-------- RECORDS SHOWN --------

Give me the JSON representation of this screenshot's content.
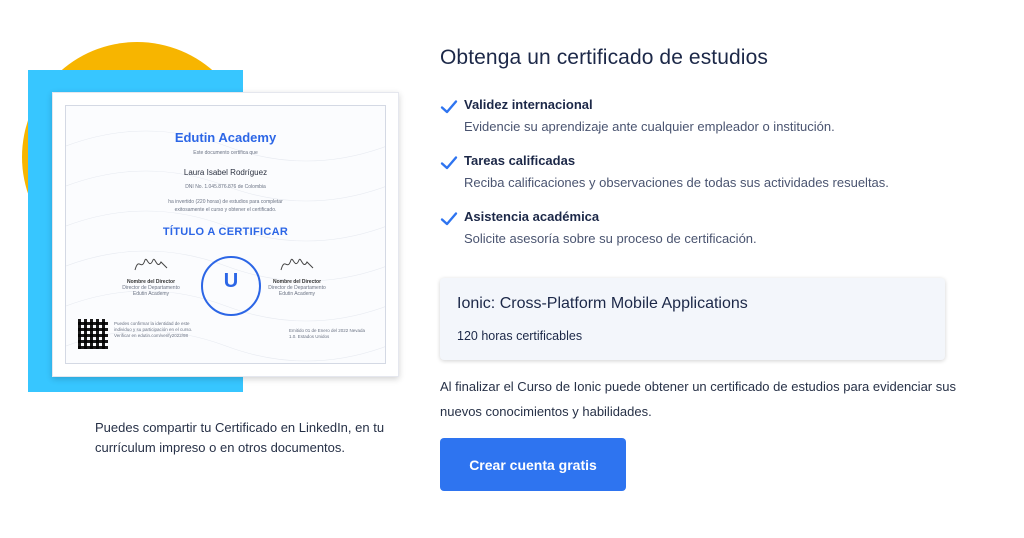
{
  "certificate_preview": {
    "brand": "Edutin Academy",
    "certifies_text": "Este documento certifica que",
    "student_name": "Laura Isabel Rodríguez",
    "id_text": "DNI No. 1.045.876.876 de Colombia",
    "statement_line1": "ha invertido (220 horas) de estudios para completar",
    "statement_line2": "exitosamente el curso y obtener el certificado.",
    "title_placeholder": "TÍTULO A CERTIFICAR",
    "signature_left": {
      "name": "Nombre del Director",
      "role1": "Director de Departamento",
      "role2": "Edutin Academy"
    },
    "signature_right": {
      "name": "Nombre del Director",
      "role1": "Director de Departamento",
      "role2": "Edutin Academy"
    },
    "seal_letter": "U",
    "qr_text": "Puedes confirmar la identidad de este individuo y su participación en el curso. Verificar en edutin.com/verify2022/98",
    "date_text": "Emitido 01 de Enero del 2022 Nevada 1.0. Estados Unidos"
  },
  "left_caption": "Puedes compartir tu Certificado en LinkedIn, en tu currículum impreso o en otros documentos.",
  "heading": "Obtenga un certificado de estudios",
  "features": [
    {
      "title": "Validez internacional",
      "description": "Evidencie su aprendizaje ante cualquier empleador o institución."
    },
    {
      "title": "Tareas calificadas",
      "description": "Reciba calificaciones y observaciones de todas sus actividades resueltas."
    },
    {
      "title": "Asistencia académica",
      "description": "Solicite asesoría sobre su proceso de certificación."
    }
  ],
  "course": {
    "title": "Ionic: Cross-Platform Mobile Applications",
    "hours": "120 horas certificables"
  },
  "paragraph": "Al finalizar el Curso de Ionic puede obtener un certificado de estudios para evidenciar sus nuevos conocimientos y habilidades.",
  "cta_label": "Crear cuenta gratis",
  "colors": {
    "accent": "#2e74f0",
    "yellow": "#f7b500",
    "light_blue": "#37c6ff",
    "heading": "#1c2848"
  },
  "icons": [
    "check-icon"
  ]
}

--------

■ **TASK OBJECTIVE**: Write out every line of the preceding listing that contains "horas".

■ **WRITTEN REPLY**:
    "statement_line1": "ha invertido (220 horas) de estudios para completar",
    "hours": "120 horas certificables"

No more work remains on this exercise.